■ Exercise brief ■
Please check every line of the listing for "sulfate" and copy each line where it is found.

Data listing START

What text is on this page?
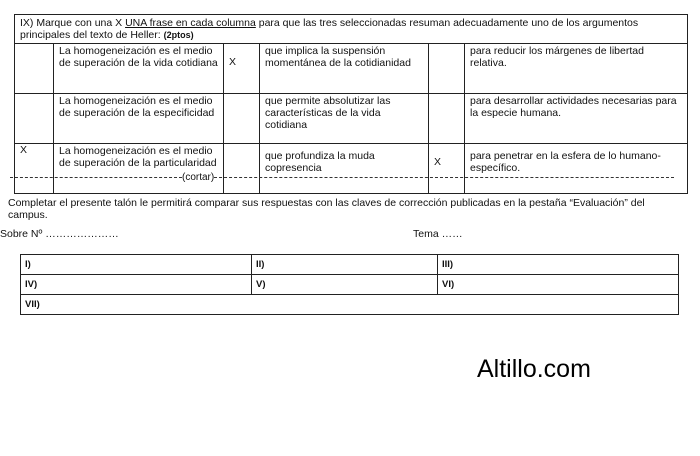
IX) Marque con una X UNA frase en cada columna para que las tres seleccionadas resuman adecuadamente uno de los argumentos principales del texto de Heller: (2ptos)					
	La homogeneización es el medio de superación de la vida cotidiana	X	que implica la suspensión momentánea de la cotidianidad		para reducir los márgenes de libertad relativa.
	La homogeneización es el medio de superación de la especificidad		que permite absolutizar las características de la vida cotidiana		para desarrollar actividades necesarias para la especie humana.
X	La homogeneización es el medio de superación de la particularidad		que profundiza la muda copresencia	X	para penetrar en la esfera de lo humano-específico.
(cortar)
Completar el presente talón le permitirá comparar sus respuestas con las claves de corrección publicadas en la pestaña “Evaluación” del campus.
Sobre Nº …………………	Tema ……
I)	II)	III)
IV)	V)	VI)
VII)		
Altillo.com
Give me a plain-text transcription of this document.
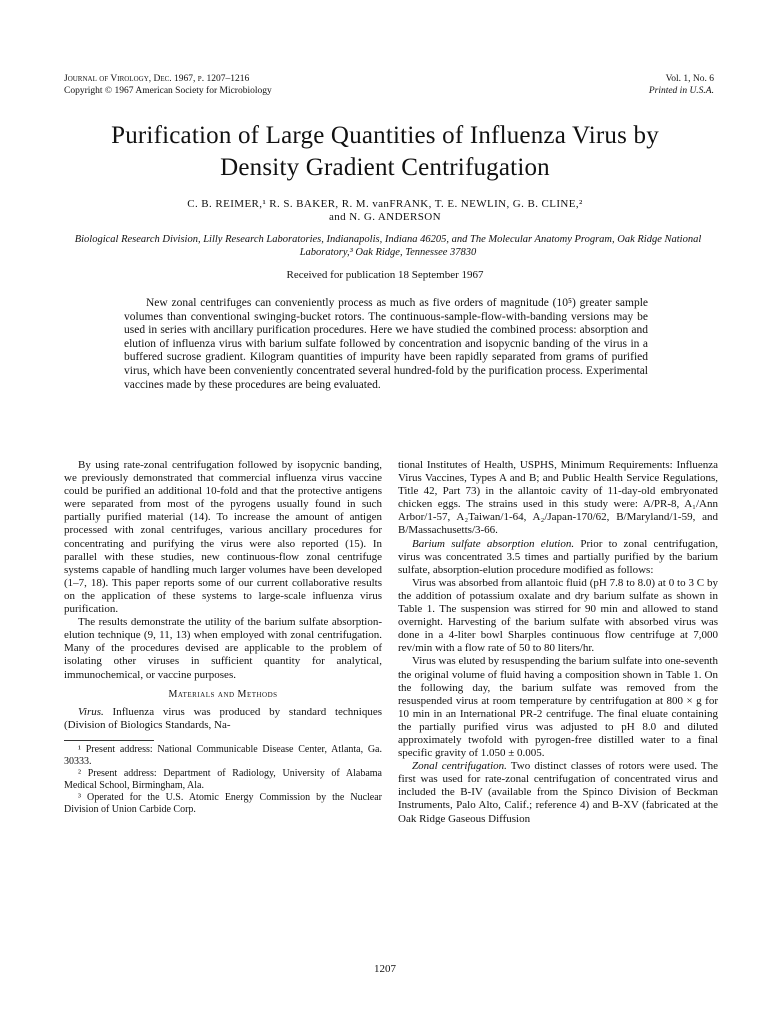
Journal of Virology, Dec. 1967, p. 1207–1216
Copyright © 1967 American Society for Microbiology
Vol. 1, No. 6
Printed in U.S.A.
Purification of Large Quantities of Influenza Virus by
Density Gradient Centrifugation
C. B. REIMER,¹ R. S. BAKER, R. M. vanFRANK, T. E. NEWLIN, G. B. CLINE,²
and N. G. ANDERSON
Biological Research Division, Lilly Research Laboratories, Indianapolis, Indiana 46205, and The Molecular Anatomy Program, Oak Ridge National Laboratory,³ Oak Ridge, Tennessee 37830
Received for publication 18 September 1967

New zonal centrifuges can conveniently process as much as five orders of magnitude (10⁵) greater sample volumes than conventional swinging-bucket rotors. The continuous-sample-flow-with-banding versions may be used in series with ancillary purification procedures. Here we have studied the combined process: absorption and elution of influenza virus with barium sulfate followed by concentration and isopycnic banding of the virus in a buffered sucrose gradient. Kilogram quantities of impurity have been rapidly separated from grams of purified virus, which have been conveniently concentrated several hundred-fold by the purification process. Experimental vaccines made by these procedures are being evaluated.

By using rate-zonal centrifugation followed by isopycnic banding, we previously demonstrated that commercial influenza virus vaccine could be purified an additional 10-fold and that the protective antigens were separated from most of the pyrogens usually found in such partially purified material (14). To increase the amount of antigen processed with zonal centrifuges, various ancillary procedures for concentrating and purifying the virus were also reported (15). In parallel with these studies, new continuous-flow zonal centrifuge systems capable of handling much larger volumes have been developed (1–7, 18). This paper reports some of our current collaborative results on the application of these systems to large-scale influenza virus purification.

The results demonstrate the utility of the barium sulfate absorption-elution technique (9, 11, 13) when employed with zonal centrifugation. Many of the procedures devised are applicable to the problem of isolating other viruses in sufficient quantity for analytical, immunochemical, or vaccine purposes.

Materials and Methods

Virus. Influenza virus was produced by standard techniques (Division of Biologics Standards, Na-

¹ Present address: National Communicable Disease Center, Atlanta, Ga. 30333.

² Present address: Department of Radiology, University of Alabama Medical School, Birmingham, Ala.

³ Operated for the U.S. Atomic Energy Commission by the Nuclear Division of Union Carbide Corp.

tional Institutes of Health, USPHS, Minimum Requirements: Influenza Virus Vaccines, Types A and B; and Public Health Service Regulations, Title 42, Part 73) in the allantoic cavity of 11-day-old embryonated chicken eggs. The strains used in this study were: A/PR-8, A₁/Ann Arbor/1-57, A₂Taiwan/1-64, A₂/Japan-170/62, B/Maryland/1-59, and B/Massachusetts/3-66.

Barium sulfate absorption elution. Prior to zonal centrifugation, virus was concentrated 3.5 times and partially purified by the barium sulfate, absorption-elution procedure modified as follows:

Virus was absorbed from allantoic fluid (pH 7.8 to 8.0) at 0 to 3 C by the addition of potassium oxalate and dry barium sulfate as shown in Table 1. The suspension was stirred for 90 min and allowed to stand overnight. Harvesting of the barium sulfate with absorbed virus was done in a 4-liter bowl Sharples continuous flow centrifuge at 7,000 rev/min with a flow rate of 50 to 80 liters/hr.

Virus was eluted by resuspending the barium sulfate into one-seventh the original volume of fluid having a composition shown in Table 1. On the following day, the barium sulfate was removed from the resuspended virus at room temperature by centrifugation at 800 × g for 10 min in an International PR-2 centrifuge. The final eluate containing the partially purified virus was adjusted to pH 8.0 and diluted approximately twofold with pyrogen-free distilled water to a final specific gravity of 1.050 ± 0.005.

Zonal centrifugation. Two distinct classes of rotors were used. The first was used for rate-zonal centrifugation of concentrated virus and included the B-IV (available from the Spinco Division of Beckman Instruments, Palo Alto, Calif.; reference 4) and B-XV (fabricated at the Oak Ridge Gaseous Diffusion

1207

Data listing END

■ Response to this exercise ■
New zonal centrifuges can conveniently process as much as five orders of magnitude (10⁵) greater sample volumes than conventional swinging-bucket rotors. The continuous-sample-flow-with-banding versions may be used in series with ancillary purification procedures. Here we have studied the combined process: absorption and elution of influenza virus with barium sulfate followed by concentration and isopycnic banding of the virus in a buffered sucrose gradient. Kilogram quantities of impurity have been rapidly separated from grams of purified virus, which have been conveniently concentrated several hundred-fold by the purification process. Experimental vaccines made by these procedures are being evaluated.
The results demonstrate the utility of the barium sulfate absorption-elution technique (9, 11, 13) when employed with zonal centrifugation. Many of the procedures devised are applicable to the problem of isolating other viruses in sufficient quantity for analytical, immunochemical, or vaccine purposes.
Barium sulfate absorption elution. Prior to zonal centrifugation, virus was concentrated 3.5 times and partially purified by the barium sulfate, absorption-elution procedure modified as follows:
Virus was absorbed from allantoic fluid (pH 7.8 to 8.0) at 0 to 3 C by the addition of potassium oxalate and dry barium sulfate as shown in Table 1. The suspension was stirred for 90 min and allowed to stand overnight. Harvesting of the barium sulfate with absorbed virus was done in a 4-liter bowl Sharples continuous flow centrifuge at 7,000 rev/min with a flow rate of 50 to 80 liters/hr.
Virus was eluted by resuspending the barium sulfate into one-seventh the original volume of fluid having a composition shown in Table 1. On the following day, the barium sulfate was removed from the resuspended virus at room temperature by centrifugation at 800 × g for 10 min in an International PR-2 centrifuge. The final eluate containing the partially purified virus was adjusted to pH 8.0 and diluted approximately twofold with pyrogen-free distilled water to a final specific gravity of 1.050 ± 0.005.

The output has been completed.